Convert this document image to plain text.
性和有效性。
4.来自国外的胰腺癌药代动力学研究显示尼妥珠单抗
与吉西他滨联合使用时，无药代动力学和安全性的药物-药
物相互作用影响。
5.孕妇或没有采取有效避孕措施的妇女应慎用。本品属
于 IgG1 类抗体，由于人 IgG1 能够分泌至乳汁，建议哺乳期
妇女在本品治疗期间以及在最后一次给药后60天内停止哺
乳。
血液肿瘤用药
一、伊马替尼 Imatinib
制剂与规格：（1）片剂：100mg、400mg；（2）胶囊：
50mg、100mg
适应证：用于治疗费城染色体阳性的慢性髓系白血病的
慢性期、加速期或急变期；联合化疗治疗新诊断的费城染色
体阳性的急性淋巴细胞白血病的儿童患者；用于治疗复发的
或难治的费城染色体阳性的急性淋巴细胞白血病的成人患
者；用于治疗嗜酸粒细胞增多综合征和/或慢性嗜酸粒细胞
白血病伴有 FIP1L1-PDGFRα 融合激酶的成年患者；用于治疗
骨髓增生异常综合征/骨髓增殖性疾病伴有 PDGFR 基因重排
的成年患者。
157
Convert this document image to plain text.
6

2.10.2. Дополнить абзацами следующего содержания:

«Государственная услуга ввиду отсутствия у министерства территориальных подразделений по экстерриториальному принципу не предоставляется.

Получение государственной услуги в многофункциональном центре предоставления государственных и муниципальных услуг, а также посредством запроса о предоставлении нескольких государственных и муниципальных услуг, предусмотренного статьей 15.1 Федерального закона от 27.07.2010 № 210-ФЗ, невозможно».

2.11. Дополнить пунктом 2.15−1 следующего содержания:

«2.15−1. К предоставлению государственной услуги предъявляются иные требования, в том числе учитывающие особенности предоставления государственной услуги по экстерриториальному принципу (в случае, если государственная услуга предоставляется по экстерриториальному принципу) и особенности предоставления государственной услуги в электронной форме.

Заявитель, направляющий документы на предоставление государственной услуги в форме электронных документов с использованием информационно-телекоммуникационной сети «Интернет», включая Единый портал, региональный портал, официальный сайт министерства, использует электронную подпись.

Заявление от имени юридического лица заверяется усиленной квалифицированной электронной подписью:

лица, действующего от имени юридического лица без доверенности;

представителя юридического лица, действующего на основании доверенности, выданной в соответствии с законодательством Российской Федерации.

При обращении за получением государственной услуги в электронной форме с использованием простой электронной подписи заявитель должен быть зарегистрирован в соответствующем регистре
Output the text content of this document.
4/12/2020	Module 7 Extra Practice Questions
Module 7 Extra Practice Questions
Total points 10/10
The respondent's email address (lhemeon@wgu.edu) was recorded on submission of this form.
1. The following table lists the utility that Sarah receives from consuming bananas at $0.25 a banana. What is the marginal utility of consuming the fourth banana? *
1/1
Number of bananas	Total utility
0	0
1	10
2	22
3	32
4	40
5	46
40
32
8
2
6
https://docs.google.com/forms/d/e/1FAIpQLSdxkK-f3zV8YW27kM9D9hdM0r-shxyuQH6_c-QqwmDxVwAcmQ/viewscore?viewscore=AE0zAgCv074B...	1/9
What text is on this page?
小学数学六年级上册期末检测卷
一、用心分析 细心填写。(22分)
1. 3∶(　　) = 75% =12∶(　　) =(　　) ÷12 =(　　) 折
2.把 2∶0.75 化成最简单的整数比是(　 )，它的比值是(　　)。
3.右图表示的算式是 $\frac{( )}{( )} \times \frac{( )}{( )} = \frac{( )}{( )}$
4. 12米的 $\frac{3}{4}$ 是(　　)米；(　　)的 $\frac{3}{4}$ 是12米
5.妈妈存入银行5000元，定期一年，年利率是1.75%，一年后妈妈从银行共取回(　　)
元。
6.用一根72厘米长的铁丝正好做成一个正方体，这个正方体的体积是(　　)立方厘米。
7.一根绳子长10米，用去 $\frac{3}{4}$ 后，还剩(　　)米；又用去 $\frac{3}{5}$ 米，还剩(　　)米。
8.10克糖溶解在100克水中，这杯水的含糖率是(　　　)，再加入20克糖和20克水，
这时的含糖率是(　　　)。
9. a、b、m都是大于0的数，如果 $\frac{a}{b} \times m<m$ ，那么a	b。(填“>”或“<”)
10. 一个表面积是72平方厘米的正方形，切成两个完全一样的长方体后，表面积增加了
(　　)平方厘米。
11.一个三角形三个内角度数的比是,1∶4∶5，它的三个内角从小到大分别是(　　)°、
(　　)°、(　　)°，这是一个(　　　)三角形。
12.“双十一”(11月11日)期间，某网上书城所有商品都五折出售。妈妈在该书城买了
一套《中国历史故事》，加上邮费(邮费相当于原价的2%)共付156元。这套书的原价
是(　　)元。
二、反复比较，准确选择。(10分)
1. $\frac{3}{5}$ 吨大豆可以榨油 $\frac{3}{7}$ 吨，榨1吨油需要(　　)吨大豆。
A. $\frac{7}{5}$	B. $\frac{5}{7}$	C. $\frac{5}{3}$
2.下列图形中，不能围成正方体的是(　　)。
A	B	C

### What needs to be done
Work out how many lines of the data above contain the string "действующего" and give the number alone.

### Reply
2